• WHAT THE TASK REQUIRES
Copy each line with the word "this" in it.

<<<<

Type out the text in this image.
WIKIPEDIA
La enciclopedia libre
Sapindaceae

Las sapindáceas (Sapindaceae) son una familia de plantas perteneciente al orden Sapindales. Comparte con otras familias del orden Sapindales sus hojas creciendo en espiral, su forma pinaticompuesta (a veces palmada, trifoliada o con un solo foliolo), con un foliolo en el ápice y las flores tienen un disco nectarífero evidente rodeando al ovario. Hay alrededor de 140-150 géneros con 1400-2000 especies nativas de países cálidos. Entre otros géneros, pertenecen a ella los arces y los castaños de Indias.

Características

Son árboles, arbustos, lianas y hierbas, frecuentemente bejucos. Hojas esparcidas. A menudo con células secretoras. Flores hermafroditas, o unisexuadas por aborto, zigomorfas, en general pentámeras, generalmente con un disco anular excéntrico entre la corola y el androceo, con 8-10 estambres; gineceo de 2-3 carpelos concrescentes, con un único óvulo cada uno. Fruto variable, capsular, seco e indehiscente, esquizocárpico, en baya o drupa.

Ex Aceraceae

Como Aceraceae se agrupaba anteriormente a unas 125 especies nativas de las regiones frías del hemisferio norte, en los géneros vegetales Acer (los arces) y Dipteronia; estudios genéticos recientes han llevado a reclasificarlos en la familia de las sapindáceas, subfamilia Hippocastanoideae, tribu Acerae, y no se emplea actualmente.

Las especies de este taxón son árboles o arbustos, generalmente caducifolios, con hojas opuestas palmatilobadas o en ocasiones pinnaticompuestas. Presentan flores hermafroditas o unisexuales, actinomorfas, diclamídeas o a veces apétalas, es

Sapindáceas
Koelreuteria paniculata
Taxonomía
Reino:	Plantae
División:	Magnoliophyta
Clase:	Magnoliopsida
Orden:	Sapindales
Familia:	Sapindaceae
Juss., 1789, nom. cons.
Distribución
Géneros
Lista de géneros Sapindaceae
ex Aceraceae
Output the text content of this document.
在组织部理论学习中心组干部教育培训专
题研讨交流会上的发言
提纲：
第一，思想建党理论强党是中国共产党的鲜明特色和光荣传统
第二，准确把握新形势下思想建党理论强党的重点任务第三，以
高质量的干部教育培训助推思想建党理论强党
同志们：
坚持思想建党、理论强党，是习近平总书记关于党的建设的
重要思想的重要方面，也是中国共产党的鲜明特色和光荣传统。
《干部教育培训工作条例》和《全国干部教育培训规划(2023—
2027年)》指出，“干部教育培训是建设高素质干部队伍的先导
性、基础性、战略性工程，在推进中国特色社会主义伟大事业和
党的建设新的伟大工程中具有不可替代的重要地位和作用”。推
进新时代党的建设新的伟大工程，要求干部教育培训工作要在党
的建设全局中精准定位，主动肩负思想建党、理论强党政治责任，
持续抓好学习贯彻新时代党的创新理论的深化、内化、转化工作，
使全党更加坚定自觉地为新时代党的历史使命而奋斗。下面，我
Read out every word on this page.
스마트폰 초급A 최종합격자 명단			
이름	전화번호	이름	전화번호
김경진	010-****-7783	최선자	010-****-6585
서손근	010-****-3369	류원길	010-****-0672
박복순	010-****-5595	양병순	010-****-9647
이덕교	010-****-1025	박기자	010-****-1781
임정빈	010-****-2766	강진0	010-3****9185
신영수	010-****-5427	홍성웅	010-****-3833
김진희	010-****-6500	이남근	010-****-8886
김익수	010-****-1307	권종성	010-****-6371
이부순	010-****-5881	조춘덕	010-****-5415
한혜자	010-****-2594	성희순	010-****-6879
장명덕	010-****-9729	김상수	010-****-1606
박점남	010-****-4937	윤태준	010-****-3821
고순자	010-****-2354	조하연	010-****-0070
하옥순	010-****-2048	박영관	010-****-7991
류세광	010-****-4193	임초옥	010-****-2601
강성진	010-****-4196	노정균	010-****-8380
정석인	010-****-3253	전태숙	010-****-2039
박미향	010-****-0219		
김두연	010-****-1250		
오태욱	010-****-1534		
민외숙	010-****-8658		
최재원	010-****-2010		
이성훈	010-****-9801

>>>>

• COMPLETED TASK
Type out the text in this image.
Output the text content of this document.
Read out every word on this page.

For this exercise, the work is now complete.